■ Extracted information
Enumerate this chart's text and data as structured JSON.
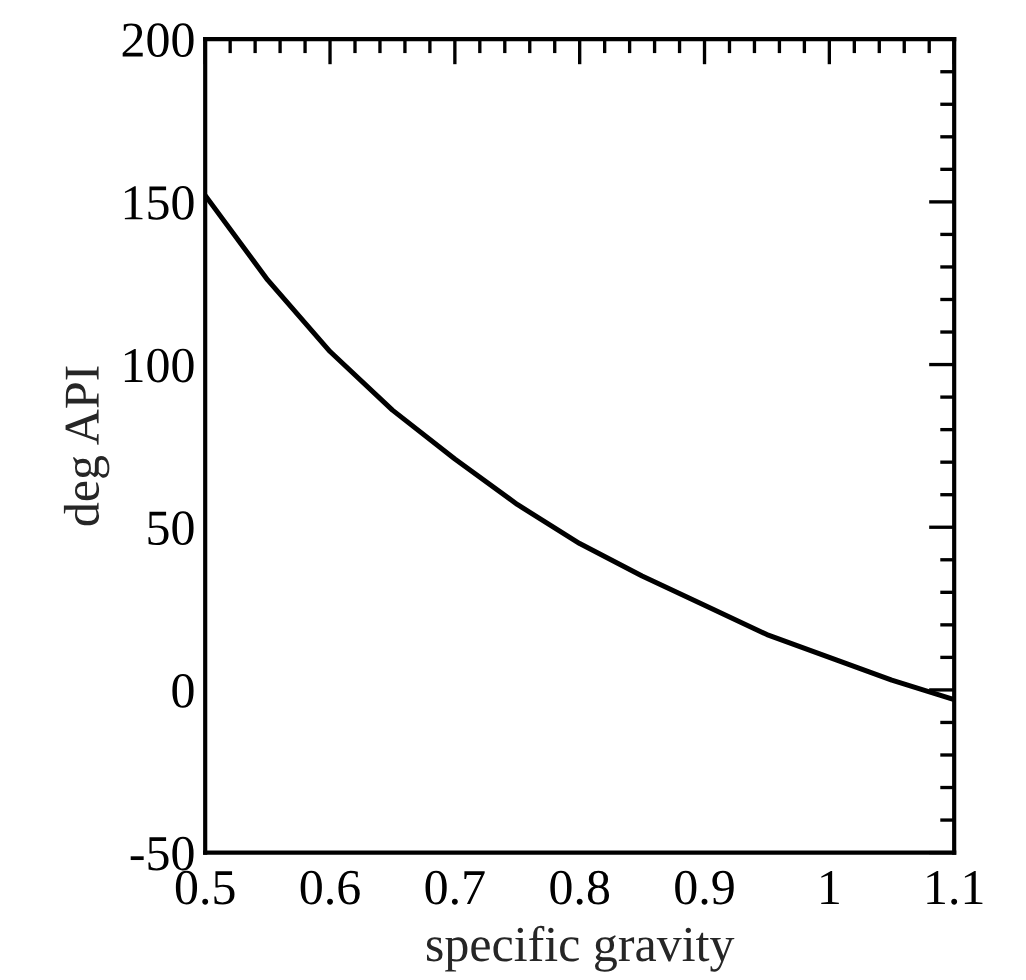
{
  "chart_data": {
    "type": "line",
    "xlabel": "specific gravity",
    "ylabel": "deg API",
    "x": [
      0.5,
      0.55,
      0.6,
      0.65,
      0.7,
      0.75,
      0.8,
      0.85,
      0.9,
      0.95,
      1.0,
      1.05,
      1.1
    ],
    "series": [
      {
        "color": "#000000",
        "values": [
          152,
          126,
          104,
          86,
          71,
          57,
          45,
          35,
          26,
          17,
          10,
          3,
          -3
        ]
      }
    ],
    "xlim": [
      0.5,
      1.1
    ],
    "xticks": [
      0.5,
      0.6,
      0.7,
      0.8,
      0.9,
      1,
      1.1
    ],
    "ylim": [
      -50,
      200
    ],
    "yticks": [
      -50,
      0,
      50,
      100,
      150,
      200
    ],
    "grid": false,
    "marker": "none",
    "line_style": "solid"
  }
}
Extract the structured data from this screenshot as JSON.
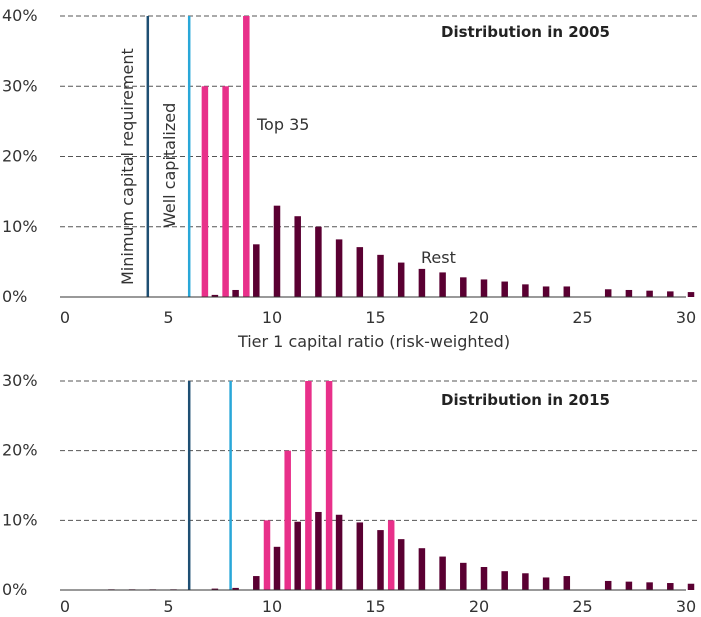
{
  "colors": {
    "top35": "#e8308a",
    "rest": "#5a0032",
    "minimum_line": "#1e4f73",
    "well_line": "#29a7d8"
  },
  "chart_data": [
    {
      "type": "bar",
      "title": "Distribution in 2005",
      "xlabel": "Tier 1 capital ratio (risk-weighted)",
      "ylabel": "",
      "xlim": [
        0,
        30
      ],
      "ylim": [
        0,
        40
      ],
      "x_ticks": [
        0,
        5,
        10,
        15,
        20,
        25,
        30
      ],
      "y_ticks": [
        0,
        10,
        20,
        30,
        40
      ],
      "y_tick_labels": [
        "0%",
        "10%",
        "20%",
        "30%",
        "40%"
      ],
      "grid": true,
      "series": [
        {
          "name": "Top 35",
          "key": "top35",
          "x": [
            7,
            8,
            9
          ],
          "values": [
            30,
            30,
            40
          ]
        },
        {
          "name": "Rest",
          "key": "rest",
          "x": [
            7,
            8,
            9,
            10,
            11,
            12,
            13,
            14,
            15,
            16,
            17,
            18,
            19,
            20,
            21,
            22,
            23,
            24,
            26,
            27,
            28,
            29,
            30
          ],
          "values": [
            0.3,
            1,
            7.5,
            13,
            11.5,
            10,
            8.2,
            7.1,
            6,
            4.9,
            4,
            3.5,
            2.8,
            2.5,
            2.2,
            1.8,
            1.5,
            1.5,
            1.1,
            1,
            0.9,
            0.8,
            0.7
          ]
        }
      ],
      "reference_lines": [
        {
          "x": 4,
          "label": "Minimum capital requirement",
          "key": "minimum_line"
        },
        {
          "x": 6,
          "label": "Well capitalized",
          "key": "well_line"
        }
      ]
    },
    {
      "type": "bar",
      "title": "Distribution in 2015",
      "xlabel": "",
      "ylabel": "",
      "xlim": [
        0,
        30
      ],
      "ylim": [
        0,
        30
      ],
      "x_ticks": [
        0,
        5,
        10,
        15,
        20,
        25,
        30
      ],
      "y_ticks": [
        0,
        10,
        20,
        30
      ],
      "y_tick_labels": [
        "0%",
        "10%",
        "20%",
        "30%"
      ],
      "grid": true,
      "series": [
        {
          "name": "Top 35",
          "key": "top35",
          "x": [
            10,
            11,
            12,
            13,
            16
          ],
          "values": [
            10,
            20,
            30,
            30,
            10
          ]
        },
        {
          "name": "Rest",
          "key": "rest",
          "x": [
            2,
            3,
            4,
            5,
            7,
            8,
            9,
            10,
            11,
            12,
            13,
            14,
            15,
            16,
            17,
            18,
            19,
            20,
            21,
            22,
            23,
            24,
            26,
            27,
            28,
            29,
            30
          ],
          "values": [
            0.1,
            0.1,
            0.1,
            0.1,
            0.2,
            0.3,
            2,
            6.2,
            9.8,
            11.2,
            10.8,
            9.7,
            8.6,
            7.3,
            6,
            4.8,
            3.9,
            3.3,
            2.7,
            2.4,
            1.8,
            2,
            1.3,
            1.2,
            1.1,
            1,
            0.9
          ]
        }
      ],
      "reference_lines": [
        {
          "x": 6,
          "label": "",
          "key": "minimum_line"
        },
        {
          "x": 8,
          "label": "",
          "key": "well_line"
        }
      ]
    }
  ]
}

■ Requirement
In the listing above, find each line with the word "Distribution" and copy it.

■ Task output
      "title": "Distribution in 2005",
      "title": "Distribution in 2015",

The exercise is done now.